%%
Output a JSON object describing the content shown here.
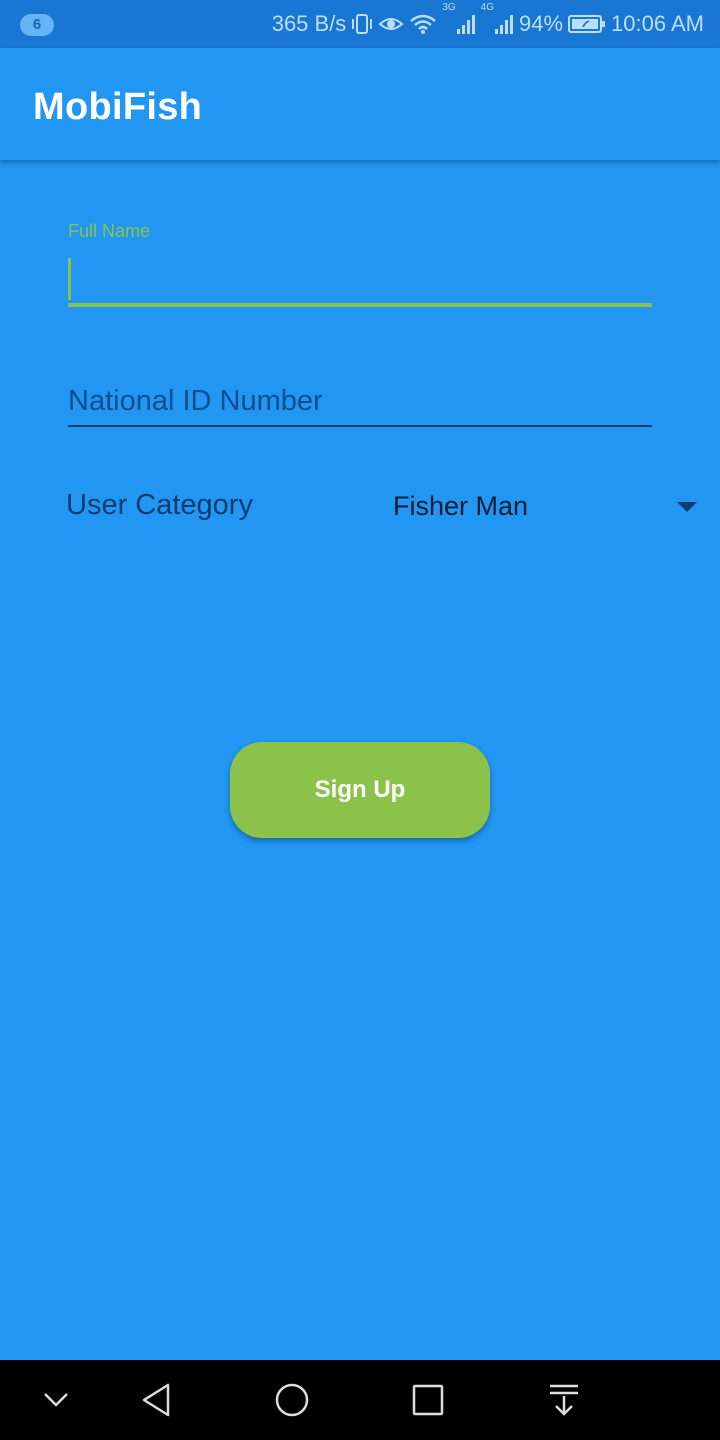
{
  "status_bar": {
    "notification_count": "6",
    "network_speed": "365 B/s",
    "net_3g": "3G",
    "net_4g": "4G",
    "battery": "94%",
    "time": "10:06 AM",
    "icons": [
      "vibrate-icon",
      "eye-icon",
      "wifi-icon",
      "signal-3g-icon",
      "signal-4g-icon",
      "battery-icon"
    ]
  },
  "app_bar": {
    "title": "MobiFish"
  },
  "form": {
    "full_name": {
      "label": "Full Name",
      "value": ""
    },
    "national_id": {
      "placeholder": "National ID Number",
      "value": ""
    },
    "user_category": {
      "label": "User Category",
      "selected": "Fisher Man"
    },
    "submit_label": "Sign Up"
  },
  "nav_bar": {
    "icons": [
      "chevron-down-icon",
      "back-icon",
      "home-icon",
      "recents-icon",
      "pull-down-icon"
    ]
  },
  "colors": {
    "primary": "#2196F3",
    "status_bar": "#1976D2",
    "accent": "#8BC34A",
    "text_dark": "#0D3C6E"
  }
}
%%
- Exercise objective: Leave out the pictures, and give all the records again exactly.

- Reply to the exercise:
Output a JSON object describing the content shown here.
{
  "status_bar": {
    "notification_count": "6",
    "network_speed": "365 B/s",
    "net_3g": "3G",
    "net_4g": "4G",
    "battery": "94%",
    "time": "10:06 AM",
    "icons": [
      "vibrate-icon",
      "eye-icon",
      "wifi-icon",
      "signal-3g-icon",
      "signal-4g-icon",
      "battery-icon"
    ]
  },
  "app_bar": {
    "title": "MobiFish"
  },
  "form": {
    "full_name": {
      "label": "Full Name",
      "value": ""
    },
    "national_id": {
      "placeholder": "National ID Number",
      "value": ""
    },
    "user_category": {
      "label": "User Category",
      "selected": "Fisher Man"
    },
    "submit_label": "Sign Up"
  },
  "nav_bar": {
    "icons": [
      "chevron-down-icon",
      "back-icon",
      "home-icon",
      "recents-icon",
      "pull-down-icon"
    ]
  },
  "colors": {
    "primary": "#2196F3",
    "status_bar": "#1976D2",
    "accent": "#8BC34A",
    "text_dark": "#0D3C6E"
  }
}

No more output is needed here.